*Prompt*:
Quote all entries exactly, leaving pictures aside.

◆ ◆ ◆ ◆ ◆

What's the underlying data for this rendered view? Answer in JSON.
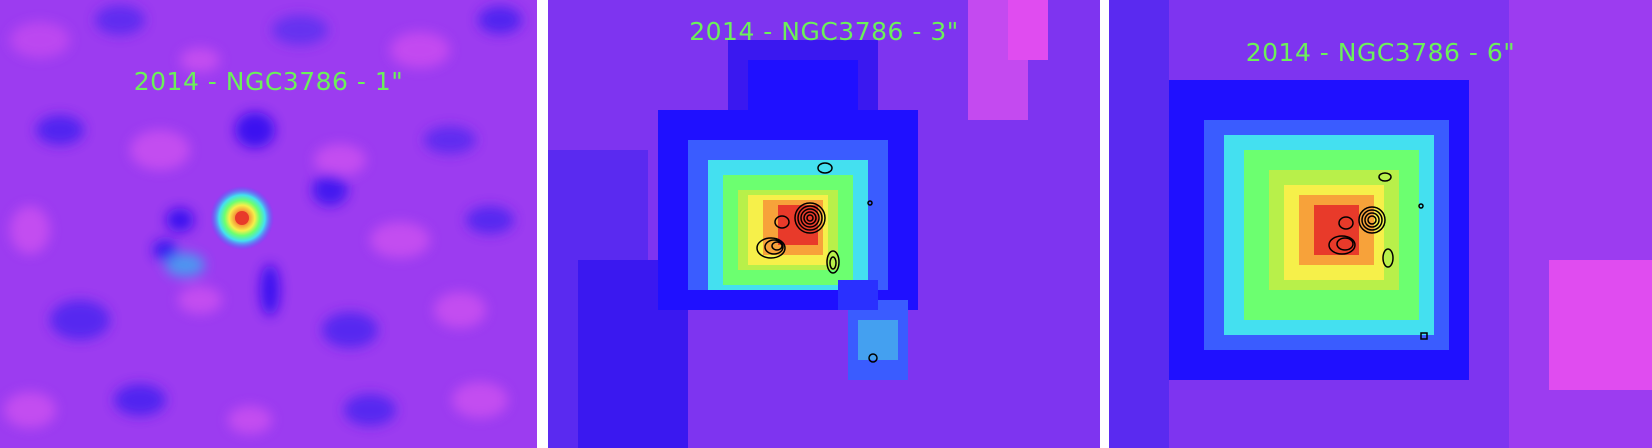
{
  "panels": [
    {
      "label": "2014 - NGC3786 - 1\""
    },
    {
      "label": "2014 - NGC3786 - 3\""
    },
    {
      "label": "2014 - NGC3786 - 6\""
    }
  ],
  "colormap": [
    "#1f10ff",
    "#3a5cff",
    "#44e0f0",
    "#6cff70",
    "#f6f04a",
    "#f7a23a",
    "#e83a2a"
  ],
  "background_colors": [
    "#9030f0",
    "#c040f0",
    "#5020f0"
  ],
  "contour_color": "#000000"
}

◆ ◆ ◆ ◆ ◆

*Full response*:
What's the underlying data for this rendered view? Answer in JSON.
{
  "panels": [
    {
      "label": "2014 - NGC3786 - 1\""
    },
    {
      "label": "2014 - NGC3786 - 3\""
    },
    {
      "label": "2014 - NGC3786 - 6\""
    }
  ],
  "colormap": [
    "#1f10ff",
    "#3a5cff",
    "#44e0f0",
    "#6cff70",
    "#f6f04a",
    "#f7a23a",
    "#e83a2a"
  ],
  "background_colors": [
    "#9030f0",
    "#c040f0",
    "#5020f0"
  ],
  "contour_color": "#000000"
}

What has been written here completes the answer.